▶ **Task goal**
Pull each line holding "value" out of the entries below.

▶ **Entries provided**
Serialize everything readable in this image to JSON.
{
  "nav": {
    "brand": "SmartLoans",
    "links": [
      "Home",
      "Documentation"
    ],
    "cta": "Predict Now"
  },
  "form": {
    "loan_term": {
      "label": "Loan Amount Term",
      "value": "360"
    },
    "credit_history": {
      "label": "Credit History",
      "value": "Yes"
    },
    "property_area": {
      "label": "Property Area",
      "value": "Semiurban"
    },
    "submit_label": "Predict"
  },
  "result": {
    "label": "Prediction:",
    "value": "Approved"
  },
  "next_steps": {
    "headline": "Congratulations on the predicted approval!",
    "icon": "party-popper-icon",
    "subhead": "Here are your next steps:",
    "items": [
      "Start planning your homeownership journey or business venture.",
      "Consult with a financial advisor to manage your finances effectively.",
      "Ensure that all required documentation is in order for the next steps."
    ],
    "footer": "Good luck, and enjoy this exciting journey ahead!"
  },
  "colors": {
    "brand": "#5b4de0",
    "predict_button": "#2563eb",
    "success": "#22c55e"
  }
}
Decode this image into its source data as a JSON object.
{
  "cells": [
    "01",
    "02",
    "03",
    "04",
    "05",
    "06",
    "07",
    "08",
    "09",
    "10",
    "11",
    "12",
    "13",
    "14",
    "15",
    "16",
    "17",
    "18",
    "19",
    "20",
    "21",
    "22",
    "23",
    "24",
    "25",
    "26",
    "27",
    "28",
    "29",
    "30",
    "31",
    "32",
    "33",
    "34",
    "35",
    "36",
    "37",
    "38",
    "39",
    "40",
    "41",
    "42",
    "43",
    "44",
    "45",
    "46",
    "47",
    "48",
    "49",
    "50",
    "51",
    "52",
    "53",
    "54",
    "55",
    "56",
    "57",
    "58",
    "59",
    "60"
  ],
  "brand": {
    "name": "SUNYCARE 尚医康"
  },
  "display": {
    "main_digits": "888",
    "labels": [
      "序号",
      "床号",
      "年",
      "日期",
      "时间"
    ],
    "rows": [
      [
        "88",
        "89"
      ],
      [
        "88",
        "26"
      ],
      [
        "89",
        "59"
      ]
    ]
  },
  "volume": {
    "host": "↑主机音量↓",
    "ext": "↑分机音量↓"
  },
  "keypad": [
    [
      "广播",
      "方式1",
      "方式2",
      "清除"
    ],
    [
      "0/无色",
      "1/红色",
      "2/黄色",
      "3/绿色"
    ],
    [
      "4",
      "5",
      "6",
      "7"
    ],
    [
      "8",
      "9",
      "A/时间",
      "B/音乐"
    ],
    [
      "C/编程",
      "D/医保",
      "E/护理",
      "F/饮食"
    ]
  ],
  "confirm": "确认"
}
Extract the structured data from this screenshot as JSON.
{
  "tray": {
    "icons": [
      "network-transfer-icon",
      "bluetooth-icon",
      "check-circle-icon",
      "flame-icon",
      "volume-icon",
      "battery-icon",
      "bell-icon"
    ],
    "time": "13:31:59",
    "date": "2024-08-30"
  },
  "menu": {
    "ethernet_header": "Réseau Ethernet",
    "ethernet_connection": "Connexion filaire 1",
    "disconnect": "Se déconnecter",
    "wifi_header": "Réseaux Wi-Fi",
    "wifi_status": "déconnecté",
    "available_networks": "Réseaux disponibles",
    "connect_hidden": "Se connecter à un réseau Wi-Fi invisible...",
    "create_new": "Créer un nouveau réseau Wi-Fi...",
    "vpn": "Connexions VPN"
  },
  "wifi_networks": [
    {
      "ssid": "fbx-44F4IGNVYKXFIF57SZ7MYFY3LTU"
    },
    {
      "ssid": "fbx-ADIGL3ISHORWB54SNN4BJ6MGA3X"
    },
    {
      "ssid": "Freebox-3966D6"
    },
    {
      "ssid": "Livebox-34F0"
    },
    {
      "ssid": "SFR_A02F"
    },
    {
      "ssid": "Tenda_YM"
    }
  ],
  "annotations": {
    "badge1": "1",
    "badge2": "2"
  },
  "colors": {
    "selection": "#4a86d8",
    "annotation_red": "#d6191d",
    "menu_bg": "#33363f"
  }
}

▶ **Reply**
      "value": "360"
      "value": "Yes"
      "value": "Semiurban"
    "value": "Approved"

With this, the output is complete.